What is expected: Print all entries precisely as they are written.

Material:

►

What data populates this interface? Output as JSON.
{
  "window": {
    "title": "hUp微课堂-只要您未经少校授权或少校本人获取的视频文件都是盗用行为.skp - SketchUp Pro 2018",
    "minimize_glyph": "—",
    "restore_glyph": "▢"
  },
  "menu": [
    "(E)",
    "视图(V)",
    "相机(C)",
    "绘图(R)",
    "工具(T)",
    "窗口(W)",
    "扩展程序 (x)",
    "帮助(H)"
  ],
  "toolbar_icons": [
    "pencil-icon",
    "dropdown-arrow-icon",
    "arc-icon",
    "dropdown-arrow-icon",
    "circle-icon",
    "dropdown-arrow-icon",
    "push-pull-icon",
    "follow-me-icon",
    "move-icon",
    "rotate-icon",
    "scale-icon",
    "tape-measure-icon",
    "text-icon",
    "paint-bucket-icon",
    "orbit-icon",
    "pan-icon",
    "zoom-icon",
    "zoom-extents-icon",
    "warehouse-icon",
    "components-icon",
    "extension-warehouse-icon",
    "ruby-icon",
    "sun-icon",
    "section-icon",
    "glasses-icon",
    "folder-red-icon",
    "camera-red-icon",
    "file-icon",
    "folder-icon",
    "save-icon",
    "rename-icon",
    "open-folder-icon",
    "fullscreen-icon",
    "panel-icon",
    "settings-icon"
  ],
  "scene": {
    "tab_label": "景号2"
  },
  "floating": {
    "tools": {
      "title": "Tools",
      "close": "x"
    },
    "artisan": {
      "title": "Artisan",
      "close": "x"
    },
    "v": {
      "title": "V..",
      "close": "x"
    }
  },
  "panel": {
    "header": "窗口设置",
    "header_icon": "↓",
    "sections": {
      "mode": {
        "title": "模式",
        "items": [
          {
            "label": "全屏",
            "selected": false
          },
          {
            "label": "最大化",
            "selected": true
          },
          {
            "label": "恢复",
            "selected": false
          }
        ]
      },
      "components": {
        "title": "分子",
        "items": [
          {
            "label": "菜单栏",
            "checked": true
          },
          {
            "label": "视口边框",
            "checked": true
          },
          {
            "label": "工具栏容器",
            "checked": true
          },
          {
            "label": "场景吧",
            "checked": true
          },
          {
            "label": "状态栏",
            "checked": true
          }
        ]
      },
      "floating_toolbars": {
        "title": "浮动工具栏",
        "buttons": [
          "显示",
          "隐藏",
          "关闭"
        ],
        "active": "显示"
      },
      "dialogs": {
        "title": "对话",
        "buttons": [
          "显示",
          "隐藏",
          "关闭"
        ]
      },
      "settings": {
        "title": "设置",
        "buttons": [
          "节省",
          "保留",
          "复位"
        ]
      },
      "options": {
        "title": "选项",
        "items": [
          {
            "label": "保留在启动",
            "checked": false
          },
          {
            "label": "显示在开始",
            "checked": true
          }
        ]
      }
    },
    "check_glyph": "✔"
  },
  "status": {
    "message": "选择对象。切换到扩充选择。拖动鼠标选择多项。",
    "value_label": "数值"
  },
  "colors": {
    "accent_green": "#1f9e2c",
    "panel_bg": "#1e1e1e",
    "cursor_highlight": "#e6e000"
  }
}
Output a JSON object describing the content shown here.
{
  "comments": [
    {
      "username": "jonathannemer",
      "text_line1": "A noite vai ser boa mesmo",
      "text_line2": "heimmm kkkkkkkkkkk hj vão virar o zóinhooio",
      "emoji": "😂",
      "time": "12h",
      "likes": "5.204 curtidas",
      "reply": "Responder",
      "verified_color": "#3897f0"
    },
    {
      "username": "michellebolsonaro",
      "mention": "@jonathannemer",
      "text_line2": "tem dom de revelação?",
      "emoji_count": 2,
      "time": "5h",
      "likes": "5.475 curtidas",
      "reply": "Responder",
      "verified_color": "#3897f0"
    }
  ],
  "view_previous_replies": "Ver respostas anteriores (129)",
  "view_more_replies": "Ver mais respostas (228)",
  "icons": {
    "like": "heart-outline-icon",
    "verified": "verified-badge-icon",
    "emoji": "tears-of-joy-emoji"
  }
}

◄

Output of the exercise:
What data populates this interface? Output as JSON.
{
  "window": {
    "title": "hUp微课堂-只要您未经少校授权或少校本人获取的视频文件都是盗用行为.skp - SketchUp Pro 2018",
    "minimize_glyph": "—",
    "restore_glyph": "▢"
  },
  "menu": [
    "(E)",
    "视图(V)",
    "相机(C)",
    "绘图(R)",
    "工具(T)",
    "窗口(W)",
    "扩展程序 (x)",
    "帮助(H)"
  ],
  "toolbar_icons": [
    "pencil-icon",
    "dropdown-arrow-icon",
    "arc-icon",
    "dropdown-arrow-icon",
    "circle-icon",
    "dropdown-arrow-icon",
    "push-pull-icon",
    "follow-me-icon",
    "move-icon",
    "rotate-icon",
    "scale-icon",
    "tape-measure-icon",
    "text-icon",
    "paint-bucket-icon",
    "orbit-icon",
    "pan-icon",
    "zoom-icon",
    "zoom-extents-icon",
    "warehouse-icon",
    "components-icon",
    "extension-warehouse-icon",
    "ruby-icon",
    "sun-icon",
    "section-icon",
    "glasses-icon",
    "folder-red-icon",
    "camera-red-icon",
    "file-icon",
    "folder-icon",
    "save-icon",
    "rename-icon",
    "open-folder-icon",
    "fullscreen-icon",
    "panel-icon",
    "settings-icon"
  ],
  "scene": {
    "tab_label": "景号2"
  },
  "floating": {
    "tools": {
      "title": "Tools",
      "close": "x"
    },
    "artisan": {
      "title": "Artisan",
      "close": "x"
    },
    "v": {
      "title": "V..",
      "close": "x"
    }
  },
  "panel": {
    "header": "窗口设置",
    "header_icon": "↓",
    "sections": {
      "mode": {
        "title": "模式",
        "items": [
          {
            "label": "全屏",
            "selected": false
          },
          {
            "label": "最大化",
            "selected": true
          },
          {
            "label": "恢复",
            "selected": false
          }
        ]
      },
      "components": {
        "title": "分子",
        "items": [
          {
            "label": "菜单栏",
            "checked": true
          },
          {
            "label": "视口边框",
            "checked": true
          },
          {
            "label": "工具栏容器",
            "checked": true
          },
          {
            "label": "场景吧",
            "checked": true
          },
          {
            "label": "状态栏",
            "checked": true
          }
        ]
      },
      "floating_toolbars": {
        "title": "浮动工具栏",
        "buttons": [
          "显示",
          "隐藏",
          "关闭"
        ],
        "active": "显示"
      },
      "dialogs": {
        "title": "对话",
        "buttons": [
          "显示",
          "隐藏",
          "关闭"
        ]
      },
      "settings": {
        "title": "设置",
        "buttons": [
          "节省",
          "保留",
          "复位"
        ]
      },
      "options": {
        "title": "选项",
        "items": [
          {
            "label": "保留在启动",
            "checked": false
          },
          {
            "label": "显示在开始",
            "checked": true
          }
        ]
      }
    },
    "check_glyph": "✔"
  },
  "status": {
    "message": "选择对象。切换到扩充选择。拖动鼠标选择多项。",
    "value_label": "数值"
  },
  "colors": {
    "accent_green": "#1f9e2c",
    "panel_bg": "#1e1e1e",
    "cursor_highlight": "#e6e000"
  }
}
Output a JSON object describing the content shown here.
{
  "comments": [
    {
      "username": "jonathannemer",
      "text_line1": "A noite vai ser boa mesmo",
      "text_line2": "heimmm kkkkkkkkkkk hj vão virar o zóinhooio",
      "emoji": "😂",
      "time": "12h",
      "likes": "5.204 curtidas",
      "reply": "Responder",
      "verified_color": "#3897f0"
    },
    {
      "username": "michellebolsonaro",
      "mention": "@jonathannemer",
      "text_line2": "tem dom de revelação?",
      "emoji_count": 2,
      "time": "5h",
      "likes": "5.475 curtidas",
      "reply": "Responder",
      "verified_color": "#3897f0"
    }
  ],
  "view_previous_replies": "Ver respostas anteriores (129)",
  "view_more_replies": "Ver mais respostas (228)",
  "icons": {
    "like": "heart-outline-icon",
    "verified": "verified-badge-icon",
    "emoji": "tears-of-joy-emoji"
  }
}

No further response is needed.